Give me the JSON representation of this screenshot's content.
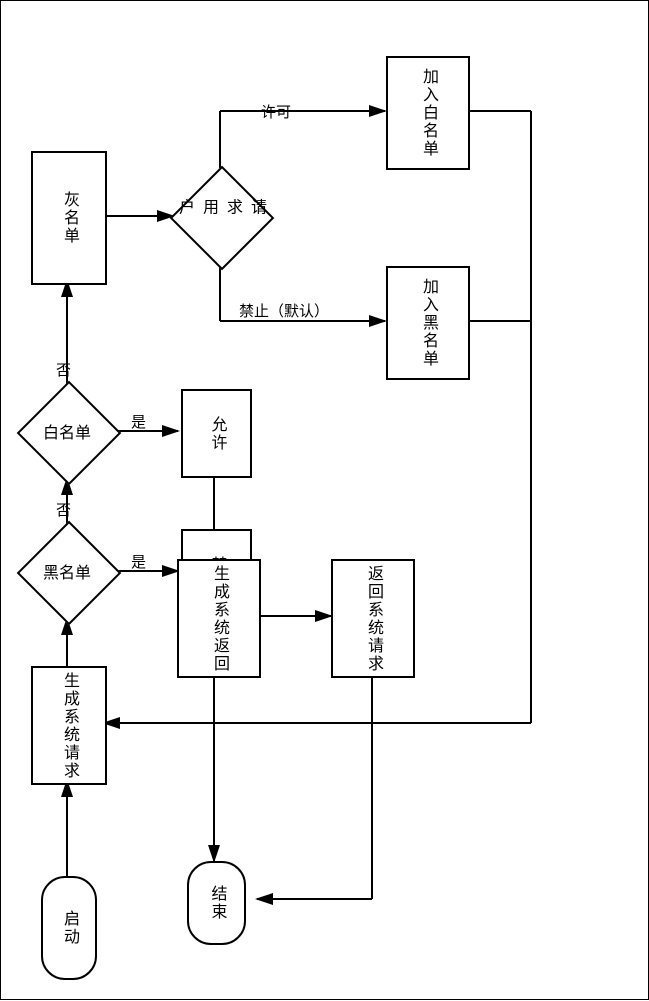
{
  "flow": {
    "start": "启动",
    "gen_request": "生成系统请求",
    "blacklist": "黑名单",
    "whitelist": "白名单",
    "graylist": "灰名单",
    "ask_user": "请求用户",
    "allow": "允许",
    "forbid": "禁止",
    "add_black": "加入黑名单",
    "add_white": "加入白名单",
    "gen_return": "生成系统返回",
    "return_req": "返回系统请求",
    "end": "结束"
  },
  "labels": {
    "yes1": "是",
    "no1": "否",
    "yes2": "是",
    "no2": "否",
    "permit": "许可",
    "deny_default": "禁止（默认）"
  }
}
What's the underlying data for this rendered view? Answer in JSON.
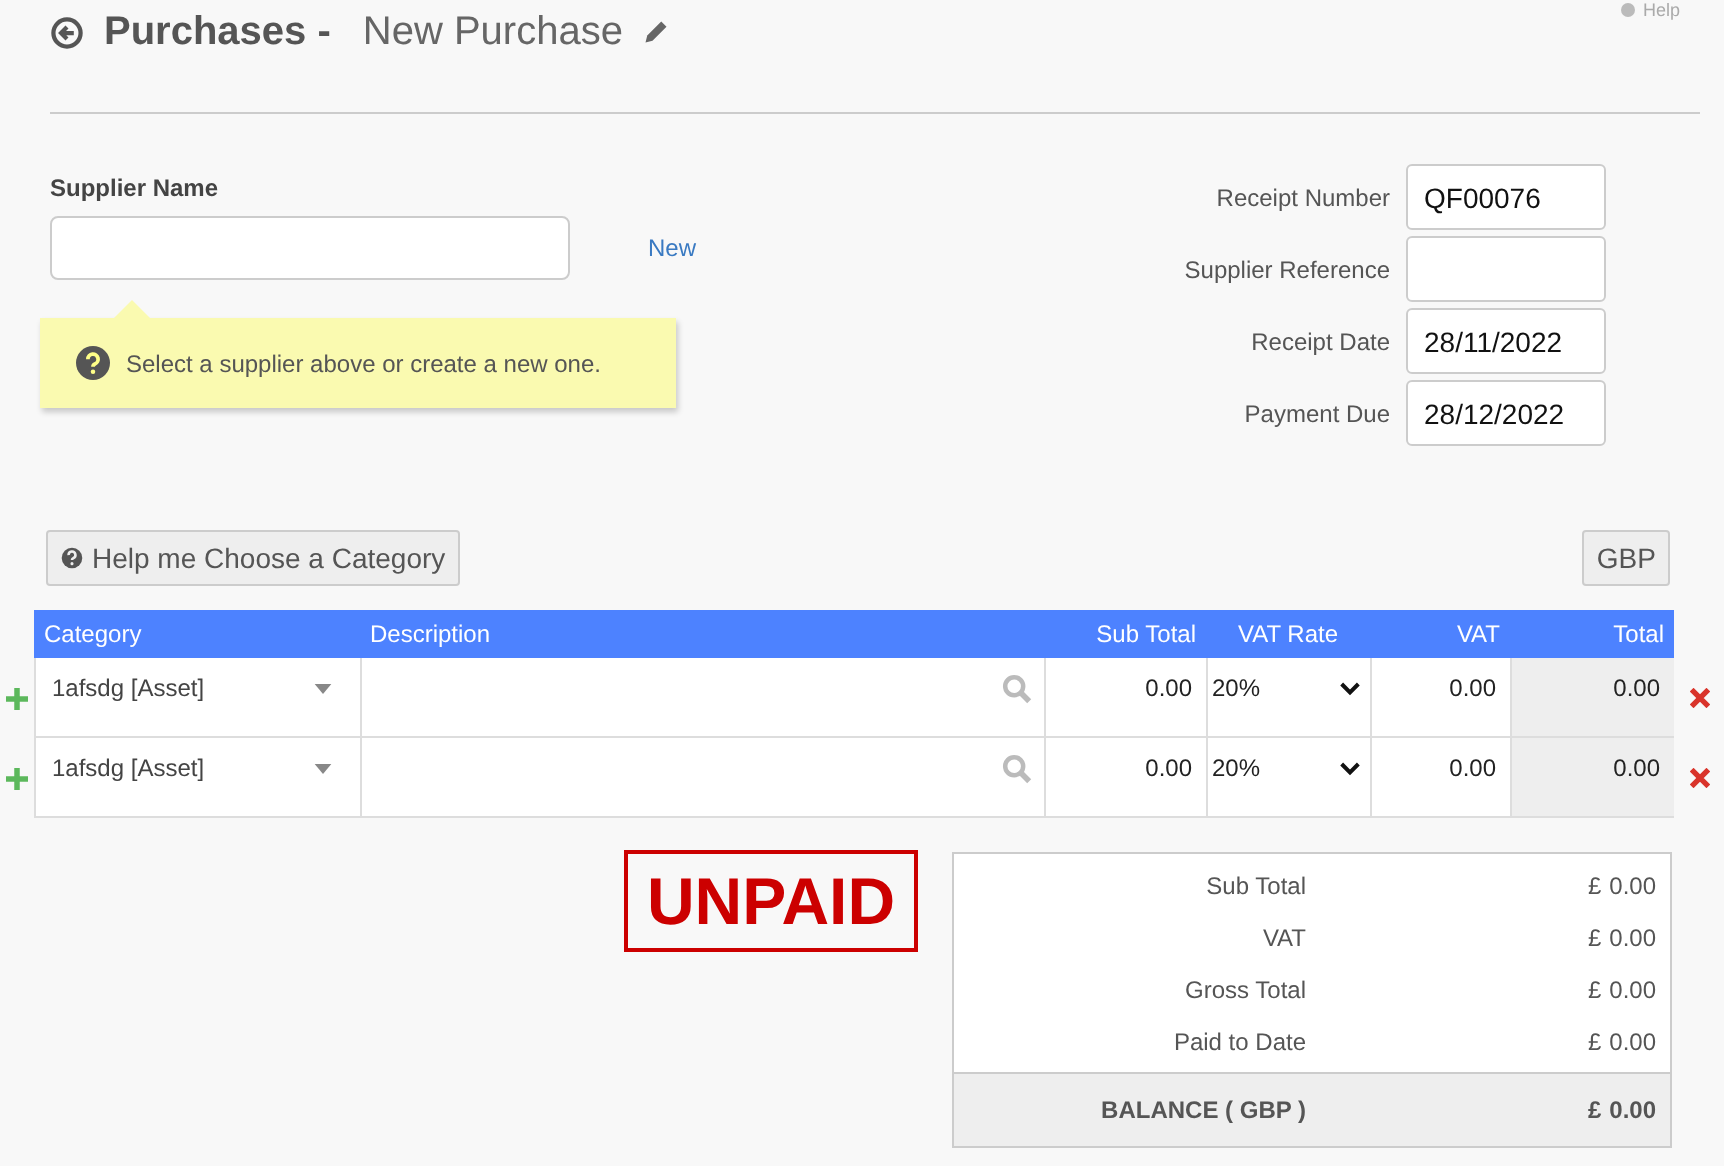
{
  "header": {
    "title": "Purchases -",
    "subtitle": "New Purchase",
    "help_link": "Help"
  },
  "supplier": {
    "label": "Supplier Name",
    "new_link": "New",
    "hint": "Select a supplier above or create a new one."
  },
  "fields": [
    {
      "label": "Receipt Number",
      "value": "QF00076"
    },
    {
      "label": "Supplier Reference"
    },
    {
      "label": "Receipt Date",
      "value": "28/11/2022"
    },
    {
      "label": "Payment Due",
      "value": "28/12/2022"
    }
  ],
  "category_help_button": "Help me Choose a Category",
  "currency_button": "GBP",
  "table": {
    "columns": [
      "Category",
      "Description",
      "Sub Total",
      "VAT Rate",
      "VAT",
      "Total"
    ],
    "rows": [
      {
        "category": "1afsdg [Asset]",
        "sub_total": "0.00",
        "vat_rate": "20%",
        "vat": "0.00",
        "total": "0.00"
      },
      {
        "category": "1afsdg [Asset]",
        "sub_total": "0.00",
        "vat_rate": "20%",
        "vat": "0.00",
        "total": "0.00"
      }
    ]
  },
  "status_stamp": "UNPAID",
  "summary": {
    "rows": [
      {
        "label": "Sub Total",
        "currency": "£",
        "amount": "0.00"
      },
      {
        "label": "VAT",
        "currency": "£",
        "amount": "0.00"
      },
      {
        "label": "Gross Total",
        "currency": "£",
        "amount": "0.00"
      },
      {
        "label": "Paid to Date",
        "currency": "£",
        "amount": "0.00"
      }
    ],
    "balance": {
      "label": "BALANCE ( GBP )",
      "currency": "£",
      "amount": "0.00"
    }
  }
}
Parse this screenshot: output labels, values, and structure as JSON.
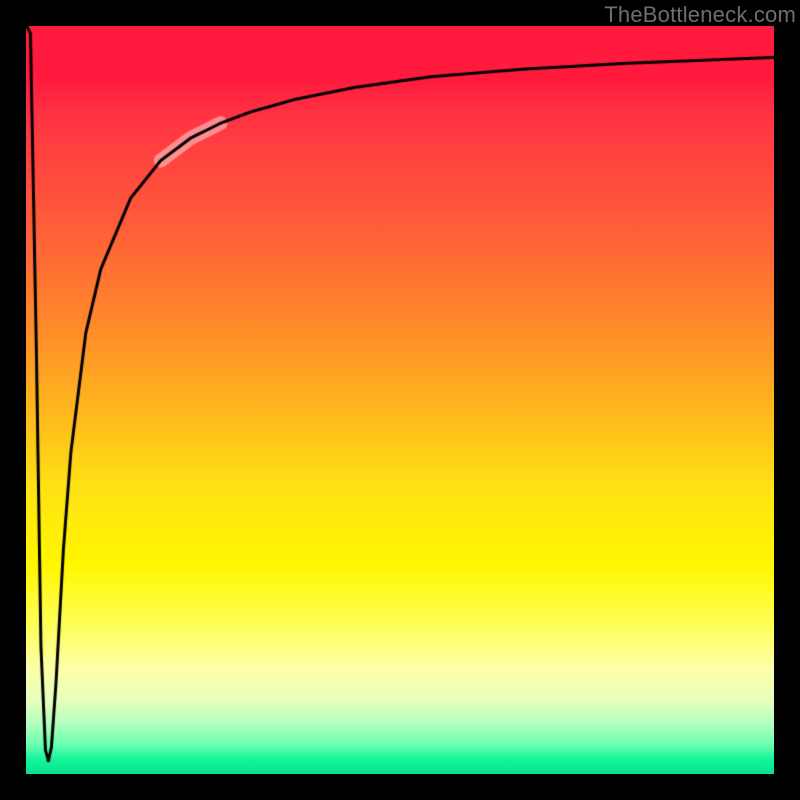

- Required work
The pictures should not appear in the copy; every other part of the records above must be returned exactly.

- Final result
Give me the JSON representation of this screenshot's content.
{
  "flow": {
    "start": "启动",
    "gen_request": "生成系统请求",
    "blacklist": "黑名单",
    "whitelist": "白名单",
    "graylist": "灰名单",
    "ask_user": "请求用户",
    "allow": "允许",
    "forbid": "禁止",
    "add_black": "加入黑名单",
    "add_white": "加入白名单",
    "gen_return": "生成系统返回",
    "return_req": "返回系统请求",
    "end": "结束"
  },
  "labels": {
    "yes1": "是",
    "no1": "否",
    "yes2": "是",
    "no2": "否",
    "permit": "许可",
    "deny_default": "禁止（默认）"
  }
}
What's the underlying data for this rendered view? Answer in JSON.
{
  "header": {
    "title": "Purchases -",
    "subtitle": "New Purchase",
    "help_link": "Help"
  },
  "supplier": {
    "label": "Supplier Name",
    "new_link": "New",
    "hint": "Select a supplier above or create a new one."
  },
  "fields": [
    {
      "label": "Receipt Number",
      "value": "QF00076"
    },
    {
      "label": "Supplier Reference"
    },
    {
      "label": "Receipt Date",
      "value": "28/11/2022"
    },
    {
      "label": "Payment Due",
      "value": "28/12/2022"
    }
  ],
  "category_help_button": "Help me Choose a Category",
  "currency_button": "GBP",
  "table": {
    "columns": [
      "Category",
      "Description",
      "Sub Total",
      "VAT Rate",
      "VAT",
      "Total"
    ],
    "rows": [
      {
        "category": "1afsdg [Asset]",
        "sub_total": "0.00",
        "vat_rate": "20%",
        "vat": "0.00",
        "total": "0.00"
      },
      {
        "category": "1afsdg [Asset]",
        "sub_total": "0.00",
        "vat_rate": "20%",
        "vat": "0.00",
        "total": "0.00"
      }
    ]
  },
  "status_stamp": "UNPAID",
  "summary": {
    "rows": [
      {
        "label": "Sub Total",
        "currency": "£",
        "amount": "0.00"
      },
      {
        "label": "VAT",
        "currency": "£",
        "amount": "0.00"
      },
      {
        "label": "Gross Total",
        "currency": "£",
        "amount": "0.00"
      },
      {
        "label": "Paid to Date",
        "currency": "£",
        "amount": "0.00"
      }
    ],
    "balance": {
      "label": "BALANCE ( GBP )",
      "currency": "£",
      "amount": "0.00"
    }
  }
}
Parse this screenshot: output labels, values, and structure as JSON.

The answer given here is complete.